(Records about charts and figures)
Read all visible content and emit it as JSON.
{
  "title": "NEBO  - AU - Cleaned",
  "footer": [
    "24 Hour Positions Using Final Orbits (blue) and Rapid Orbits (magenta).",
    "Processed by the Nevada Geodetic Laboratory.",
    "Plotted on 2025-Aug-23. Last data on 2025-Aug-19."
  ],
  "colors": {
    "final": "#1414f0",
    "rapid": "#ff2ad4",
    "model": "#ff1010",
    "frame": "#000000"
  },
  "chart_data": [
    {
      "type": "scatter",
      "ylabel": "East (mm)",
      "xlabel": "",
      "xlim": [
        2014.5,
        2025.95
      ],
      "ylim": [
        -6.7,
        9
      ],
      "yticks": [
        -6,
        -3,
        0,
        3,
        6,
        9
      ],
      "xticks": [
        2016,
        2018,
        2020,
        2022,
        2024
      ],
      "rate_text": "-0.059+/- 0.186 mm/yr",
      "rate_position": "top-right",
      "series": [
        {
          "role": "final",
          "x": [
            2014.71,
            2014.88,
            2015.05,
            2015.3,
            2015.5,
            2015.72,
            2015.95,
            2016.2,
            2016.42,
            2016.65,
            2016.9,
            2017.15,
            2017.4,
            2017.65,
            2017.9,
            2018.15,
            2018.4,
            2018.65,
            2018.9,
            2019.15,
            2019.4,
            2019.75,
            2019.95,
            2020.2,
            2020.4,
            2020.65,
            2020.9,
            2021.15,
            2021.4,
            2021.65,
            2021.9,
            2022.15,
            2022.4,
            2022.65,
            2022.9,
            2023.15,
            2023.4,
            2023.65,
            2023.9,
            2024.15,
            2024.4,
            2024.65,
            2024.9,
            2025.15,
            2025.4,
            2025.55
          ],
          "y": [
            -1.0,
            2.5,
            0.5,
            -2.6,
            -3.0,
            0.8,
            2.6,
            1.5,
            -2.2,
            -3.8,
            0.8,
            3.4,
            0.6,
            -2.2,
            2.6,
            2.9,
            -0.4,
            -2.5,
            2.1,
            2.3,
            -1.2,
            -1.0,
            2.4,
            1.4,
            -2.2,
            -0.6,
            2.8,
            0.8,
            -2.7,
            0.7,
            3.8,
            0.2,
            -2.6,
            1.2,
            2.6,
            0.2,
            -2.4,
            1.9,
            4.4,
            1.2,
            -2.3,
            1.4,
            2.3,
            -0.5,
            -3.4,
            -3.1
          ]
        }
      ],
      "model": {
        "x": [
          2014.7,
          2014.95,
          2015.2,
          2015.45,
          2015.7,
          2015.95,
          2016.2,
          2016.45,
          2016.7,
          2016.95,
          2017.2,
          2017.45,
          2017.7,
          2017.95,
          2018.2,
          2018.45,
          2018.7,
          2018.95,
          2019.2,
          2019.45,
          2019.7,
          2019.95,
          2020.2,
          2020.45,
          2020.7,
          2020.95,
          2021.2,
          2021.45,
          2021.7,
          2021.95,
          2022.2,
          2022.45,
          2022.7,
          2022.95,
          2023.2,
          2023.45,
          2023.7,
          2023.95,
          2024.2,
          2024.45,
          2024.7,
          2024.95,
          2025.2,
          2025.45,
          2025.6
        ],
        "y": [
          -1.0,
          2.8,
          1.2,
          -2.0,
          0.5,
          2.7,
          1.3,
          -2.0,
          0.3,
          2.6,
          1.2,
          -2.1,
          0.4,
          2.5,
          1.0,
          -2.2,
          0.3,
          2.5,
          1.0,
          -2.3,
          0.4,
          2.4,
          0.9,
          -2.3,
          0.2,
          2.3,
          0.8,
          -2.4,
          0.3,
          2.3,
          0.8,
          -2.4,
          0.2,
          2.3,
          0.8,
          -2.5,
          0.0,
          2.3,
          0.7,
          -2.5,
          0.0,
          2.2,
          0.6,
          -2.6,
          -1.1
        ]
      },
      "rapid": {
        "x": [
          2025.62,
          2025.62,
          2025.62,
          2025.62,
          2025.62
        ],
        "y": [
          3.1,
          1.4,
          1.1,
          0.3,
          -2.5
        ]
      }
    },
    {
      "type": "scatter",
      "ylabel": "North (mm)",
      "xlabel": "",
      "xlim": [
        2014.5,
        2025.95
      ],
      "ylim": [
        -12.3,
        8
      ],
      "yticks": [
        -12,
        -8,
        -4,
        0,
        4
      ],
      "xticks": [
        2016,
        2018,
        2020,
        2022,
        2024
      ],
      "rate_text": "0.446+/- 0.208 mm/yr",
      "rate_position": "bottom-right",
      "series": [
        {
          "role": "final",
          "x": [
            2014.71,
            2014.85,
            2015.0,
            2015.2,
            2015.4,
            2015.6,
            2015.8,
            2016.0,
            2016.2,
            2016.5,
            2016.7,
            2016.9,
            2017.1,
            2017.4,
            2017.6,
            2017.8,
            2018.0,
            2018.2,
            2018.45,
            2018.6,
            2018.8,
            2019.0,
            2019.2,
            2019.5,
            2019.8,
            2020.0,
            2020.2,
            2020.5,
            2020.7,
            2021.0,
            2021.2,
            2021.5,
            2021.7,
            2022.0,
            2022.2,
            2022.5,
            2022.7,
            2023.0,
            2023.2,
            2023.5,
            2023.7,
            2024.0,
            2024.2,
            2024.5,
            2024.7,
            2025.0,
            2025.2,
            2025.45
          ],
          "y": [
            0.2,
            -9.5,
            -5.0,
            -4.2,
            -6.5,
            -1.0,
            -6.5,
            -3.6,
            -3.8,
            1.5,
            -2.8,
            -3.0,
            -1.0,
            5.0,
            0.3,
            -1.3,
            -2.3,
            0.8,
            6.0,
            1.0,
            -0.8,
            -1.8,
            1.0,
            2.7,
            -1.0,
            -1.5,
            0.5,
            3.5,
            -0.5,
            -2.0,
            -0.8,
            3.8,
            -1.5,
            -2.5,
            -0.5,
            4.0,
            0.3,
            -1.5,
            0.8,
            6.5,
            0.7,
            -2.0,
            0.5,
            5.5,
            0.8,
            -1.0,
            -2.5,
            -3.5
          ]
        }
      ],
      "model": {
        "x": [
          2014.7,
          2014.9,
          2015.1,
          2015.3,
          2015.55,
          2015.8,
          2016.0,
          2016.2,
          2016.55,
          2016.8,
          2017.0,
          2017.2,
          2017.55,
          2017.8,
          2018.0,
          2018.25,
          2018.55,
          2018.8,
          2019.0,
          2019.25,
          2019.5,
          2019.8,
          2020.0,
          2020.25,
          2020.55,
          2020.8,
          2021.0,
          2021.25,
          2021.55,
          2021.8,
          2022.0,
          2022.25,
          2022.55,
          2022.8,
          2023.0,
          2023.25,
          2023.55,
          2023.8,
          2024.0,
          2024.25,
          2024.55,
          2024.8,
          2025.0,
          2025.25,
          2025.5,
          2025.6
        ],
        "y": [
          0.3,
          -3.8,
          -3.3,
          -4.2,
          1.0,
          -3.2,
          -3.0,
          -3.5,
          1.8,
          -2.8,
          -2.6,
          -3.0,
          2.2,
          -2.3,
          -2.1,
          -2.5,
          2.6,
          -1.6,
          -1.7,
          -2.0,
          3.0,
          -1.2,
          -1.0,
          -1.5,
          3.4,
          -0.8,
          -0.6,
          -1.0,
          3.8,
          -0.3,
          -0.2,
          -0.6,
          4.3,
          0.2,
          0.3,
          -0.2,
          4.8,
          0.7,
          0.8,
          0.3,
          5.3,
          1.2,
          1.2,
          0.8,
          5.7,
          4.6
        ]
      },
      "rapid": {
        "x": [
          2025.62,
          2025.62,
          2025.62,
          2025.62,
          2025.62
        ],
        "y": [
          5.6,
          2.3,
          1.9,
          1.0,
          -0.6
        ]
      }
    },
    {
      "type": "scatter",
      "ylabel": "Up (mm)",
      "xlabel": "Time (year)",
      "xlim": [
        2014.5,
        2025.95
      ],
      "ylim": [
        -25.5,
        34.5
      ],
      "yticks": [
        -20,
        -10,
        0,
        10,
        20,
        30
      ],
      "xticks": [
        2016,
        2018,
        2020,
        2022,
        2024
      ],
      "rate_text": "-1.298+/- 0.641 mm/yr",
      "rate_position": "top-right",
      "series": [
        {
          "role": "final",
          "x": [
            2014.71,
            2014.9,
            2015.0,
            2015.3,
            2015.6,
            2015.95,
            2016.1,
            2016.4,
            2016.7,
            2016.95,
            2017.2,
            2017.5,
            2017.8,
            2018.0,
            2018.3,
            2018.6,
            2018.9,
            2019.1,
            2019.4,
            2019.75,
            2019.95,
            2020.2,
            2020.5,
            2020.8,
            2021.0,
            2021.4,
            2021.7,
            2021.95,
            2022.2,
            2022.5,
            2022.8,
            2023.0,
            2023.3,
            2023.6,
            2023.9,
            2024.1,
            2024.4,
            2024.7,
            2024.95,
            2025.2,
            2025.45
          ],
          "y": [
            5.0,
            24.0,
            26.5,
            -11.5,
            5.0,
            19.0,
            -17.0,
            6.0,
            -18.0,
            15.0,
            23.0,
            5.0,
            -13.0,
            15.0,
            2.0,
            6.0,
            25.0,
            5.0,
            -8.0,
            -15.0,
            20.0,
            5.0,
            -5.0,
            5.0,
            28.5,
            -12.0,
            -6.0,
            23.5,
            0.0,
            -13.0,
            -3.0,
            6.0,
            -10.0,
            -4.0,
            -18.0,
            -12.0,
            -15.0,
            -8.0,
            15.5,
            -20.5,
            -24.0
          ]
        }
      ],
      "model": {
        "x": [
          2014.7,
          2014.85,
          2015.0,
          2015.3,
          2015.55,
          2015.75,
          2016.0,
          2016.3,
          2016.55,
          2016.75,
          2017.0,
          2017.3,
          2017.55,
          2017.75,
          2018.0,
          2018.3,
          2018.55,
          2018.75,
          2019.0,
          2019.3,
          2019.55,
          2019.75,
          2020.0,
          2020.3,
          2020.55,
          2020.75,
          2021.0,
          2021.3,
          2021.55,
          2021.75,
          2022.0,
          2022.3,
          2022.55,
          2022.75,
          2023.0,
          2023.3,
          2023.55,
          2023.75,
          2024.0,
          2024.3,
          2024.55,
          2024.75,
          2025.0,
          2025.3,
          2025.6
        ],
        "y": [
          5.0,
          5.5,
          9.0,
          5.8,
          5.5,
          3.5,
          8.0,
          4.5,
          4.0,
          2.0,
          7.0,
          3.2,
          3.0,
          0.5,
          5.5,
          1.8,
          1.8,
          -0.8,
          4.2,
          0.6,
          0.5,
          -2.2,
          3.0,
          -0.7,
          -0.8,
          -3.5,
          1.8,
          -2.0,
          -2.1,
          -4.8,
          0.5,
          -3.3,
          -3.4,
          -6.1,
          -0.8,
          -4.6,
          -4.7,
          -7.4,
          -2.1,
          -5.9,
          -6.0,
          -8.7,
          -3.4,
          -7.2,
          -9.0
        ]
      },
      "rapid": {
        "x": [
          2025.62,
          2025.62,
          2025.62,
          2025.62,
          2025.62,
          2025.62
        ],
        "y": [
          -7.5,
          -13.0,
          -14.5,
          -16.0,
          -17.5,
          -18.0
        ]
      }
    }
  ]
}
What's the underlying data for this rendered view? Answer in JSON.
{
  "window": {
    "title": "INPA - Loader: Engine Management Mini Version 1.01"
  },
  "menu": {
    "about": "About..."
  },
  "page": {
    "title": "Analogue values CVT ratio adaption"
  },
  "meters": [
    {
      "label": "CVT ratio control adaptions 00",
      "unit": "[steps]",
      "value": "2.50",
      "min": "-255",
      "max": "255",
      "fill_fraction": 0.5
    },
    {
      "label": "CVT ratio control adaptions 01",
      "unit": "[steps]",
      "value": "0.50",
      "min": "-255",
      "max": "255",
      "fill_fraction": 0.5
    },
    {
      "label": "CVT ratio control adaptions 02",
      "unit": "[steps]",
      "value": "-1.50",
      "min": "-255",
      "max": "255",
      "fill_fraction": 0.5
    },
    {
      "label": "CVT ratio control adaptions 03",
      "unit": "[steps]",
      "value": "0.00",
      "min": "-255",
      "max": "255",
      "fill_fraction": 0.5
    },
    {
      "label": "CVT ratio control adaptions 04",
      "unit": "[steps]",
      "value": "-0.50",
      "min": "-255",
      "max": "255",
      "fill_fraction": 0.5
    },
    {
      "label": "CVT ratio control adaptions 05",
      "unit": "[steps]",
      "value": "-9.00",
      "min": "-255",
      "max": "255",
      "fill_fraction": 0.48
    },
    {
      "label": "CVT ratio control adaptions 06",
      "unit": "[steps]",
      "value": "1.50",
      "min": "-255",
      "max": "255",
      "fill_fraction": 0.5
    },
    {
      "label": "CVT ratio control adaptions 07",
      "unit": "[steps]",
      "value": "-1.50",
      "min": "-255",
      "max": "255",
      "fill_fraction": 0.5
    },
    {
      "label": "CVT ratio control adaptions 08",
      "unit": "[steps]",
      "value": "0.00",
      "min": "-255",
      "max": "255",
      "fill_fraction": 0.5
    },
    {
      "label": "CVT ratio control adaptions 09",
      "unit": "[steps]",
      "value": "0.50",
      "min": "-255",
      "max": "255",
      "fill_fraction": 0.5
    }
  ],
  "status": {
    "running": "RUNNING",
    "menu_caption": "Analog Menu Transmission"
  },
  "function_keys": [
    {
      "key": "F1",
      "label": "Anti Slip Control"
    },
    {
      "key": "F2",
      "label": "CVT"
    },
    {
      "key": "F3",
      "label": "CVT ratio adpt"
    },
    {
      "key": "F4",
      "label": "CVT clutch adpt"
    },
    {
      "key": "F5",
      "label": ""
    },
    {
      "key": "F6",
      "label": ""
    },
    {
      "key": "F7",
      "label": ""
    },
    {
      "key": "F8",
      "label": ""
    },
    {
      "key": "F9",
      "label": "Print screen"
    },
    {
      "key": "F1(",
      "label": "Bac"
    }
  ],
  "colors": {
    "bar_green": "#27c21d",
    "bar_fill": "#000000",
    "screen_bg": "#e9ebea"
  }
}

● **What the task asks**: Extract, from the material above, each line holding the word "ratio".

● **Solution to the problem**:
    "title": "Analogue values CVT ratio adaption"
      "label": "CVT ratio control adaptions 00",
      "label": "CVT ratio control adaptions 01",
      "label": "CVT ratio control adaptions 02",
      "label": "CVT ratio control adaptions 03",
      "label": "CVT ratio control adaptions 04",
      "label": "CVT ratio control adaptions 05",
      "label": "CVT ratio control adaptions 06",
      "label": "CVT ratio control adaptions 07",
      "label": "CVT ratio control adaptions 08",
      "label": "CVT ratio control adaptions 09",
      "label": "CVT ratio adpt"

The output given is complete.